» Listed entries:

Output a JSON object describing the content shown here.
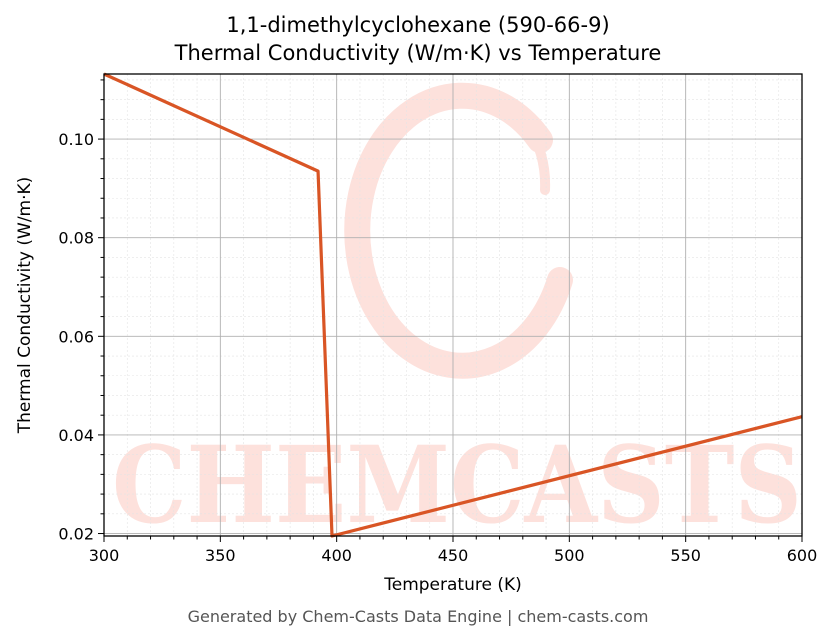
{
  "header": {
    "title_line1": "1,1-dimethylcyclohexane (590-66-9)",
    "title_line2": "Thermal Conductivity (W/m·K) vs Temperature"
  },
  "footer": {
    "text": "Generated by Chem-Casts Data Engine | chem-casts.com"
  },
  "watermark": {
    "text": "CHEMCASTS",
    "color": "#fde1dc"
  },
  "chart_data": {
    "type": "line",
    "title": "1,1-dimethylcyclohexane (590-66-9)\nThermal Conductivity (W/m·K) vs Temperature",
    "xlabel": "Temperature (K)",
    "ylabel": "Thermal Conductivity (W/m·K)",
    "xlim": [
      300,
      600
    ],
    "ylim": [
      0.0195,
      0.1132
    ],
    "xticks": [
      300,
      350,
      400,
      450,
      500,
      550,
      600
    ],
    "xtick_labels": [
      "300",
      "350",
      "400",
      "450",
      "500",
      "550",
      "600"
    ],
    "yticks": [
      0.02,
      0.04,
      0.06,
      0.08,
      0.1
    ],
    "ytick_labels": [
      "0.02",
      "0.04",
      "0.06",
      "0.08",
      "0.10"
    ],
    "grid": true,
    "line_color": "#d95525",
    "series": [
      {
        "x": [
          300,
          392,
          398,
          600
        ],
        "y": [
          0.1132,
          0.0935,
          0.0195,
          0.0437
        ]
      }
    ]
  }
}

» What to do: Take the entries shown above and quote them verbatim, passing over the pictures.

» Response for this exercise:
Output a JSON object describing the content shown here.
{
  "header": {
    "title_line1": "1,1-dimethylcyclohexane (590-66-9)",
    "title_line2": "Thermal Conductivity (W/m·K) vs Temperature"
  },
  "footer": {
    "text": "Generated by Chem-Casts Data Engine | chem-casts.com"
  },
  "watermark": {
    "text": "CHEMCASTS",
    "color": "#fde1dc"
  },
  "chart_data": {
    "type": "line",
    "title": "1,1-dimethylcyclohexane (590-66-9)\nThermal Conductivity (W/m·K) vs Temperature",
    "xlabel": "Temperature (K)",
    "ylabel": "Thermal Conductivity (W/m·K)",
    "xlim": [
      300,
      600
    ],
    "ylim": [
      0.0195,
      0.1132
    ],
    "xticks": [
      300,
      350,
      400,
      450,
      500,
      550,
      600
    ],
    "xtick_labels": [
      "300",
      "350",
      "400",
      "450",
      "500",
      "550",
      "600"
    ],
    "yticks": [
      0.02,
      0.04,
      0.06,
      0.08,
      0.1
    ],
    "ytick_labels": [
      "0.02",
      "0.04",
      "0.06",
      "0.08",
      "0.10"
    ],
    "grid": true,
    "line_color": "#d95525",
    "series": [
      {
        "x": [
          300,
          392,
          398,
          600
        ],
        "y": [
          0.1132,
          0.0935,
          0.0195,
          0.0437
        ]
      }
    ]
  }
}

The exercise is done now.